YOUR TASK:
Filter these entries, keeping only lines that hold the word "theta".

DATASET RECORDS:

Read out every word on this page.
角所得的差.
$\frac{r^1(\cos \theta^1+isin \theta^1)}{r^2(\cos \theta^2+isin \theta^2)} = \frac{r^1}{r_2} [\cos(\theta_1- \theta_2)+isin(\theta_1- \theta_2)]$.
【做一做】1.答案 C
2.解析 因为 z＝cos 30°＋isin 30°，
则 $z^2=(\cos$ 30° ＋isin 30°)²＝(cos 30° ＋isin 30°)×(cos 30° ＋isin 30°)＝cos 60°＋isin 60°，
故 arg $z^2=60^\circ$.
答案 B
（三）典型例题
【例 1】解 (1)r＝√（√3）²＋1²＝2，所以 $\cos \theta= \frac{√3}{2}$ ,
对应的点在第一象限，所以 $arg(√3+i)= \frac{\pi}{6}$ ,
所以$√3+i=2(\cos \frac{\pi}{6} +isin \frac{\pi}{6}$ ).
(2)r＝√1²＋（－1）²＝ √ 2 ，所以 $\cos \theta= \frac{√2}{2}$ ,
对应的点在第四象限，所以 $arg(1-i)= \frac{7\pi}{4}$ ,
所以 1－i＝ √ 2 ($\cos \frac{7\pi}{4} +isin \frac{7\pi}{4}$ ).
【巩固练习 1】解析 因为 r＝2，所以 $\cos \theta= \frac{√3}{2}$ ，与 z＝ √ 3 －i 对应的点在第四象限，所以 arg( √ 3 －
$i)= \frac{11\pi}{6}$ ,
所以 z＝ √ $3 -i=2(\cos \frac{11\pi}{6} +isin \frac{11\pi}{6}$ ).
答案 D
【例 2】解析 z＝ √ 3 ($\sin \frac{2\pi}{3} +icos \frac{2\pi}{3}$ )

SOLUTION FOR THIS TASK:
$\frac{r^1(\cos \theta^1+isin \theta^1)}{r^2(\cos \theta^2+isin \theta^2)} = \frac{r^1}{r_2} [\cos(\theta_1- \theta_2)+isin(\theta_1- \theta_2)]$.
【例 1】解 (1)r＝√（√3）²＋1²＝2，所以 $\cos \theta= \frac{√3}{2}$ ,
(2)r＝√1²＋（－1）²＝ √ 2 ，所以 $\cos \theta= \frac{√2}{2}$ ,
【巩固练习 1】解析 因为 r＝2，所以 $\cos \theta= \frac{√3}{2}$ ，与 z＝ √ 3 －i 对应的点在第四象限，所以 arg( √ 3 －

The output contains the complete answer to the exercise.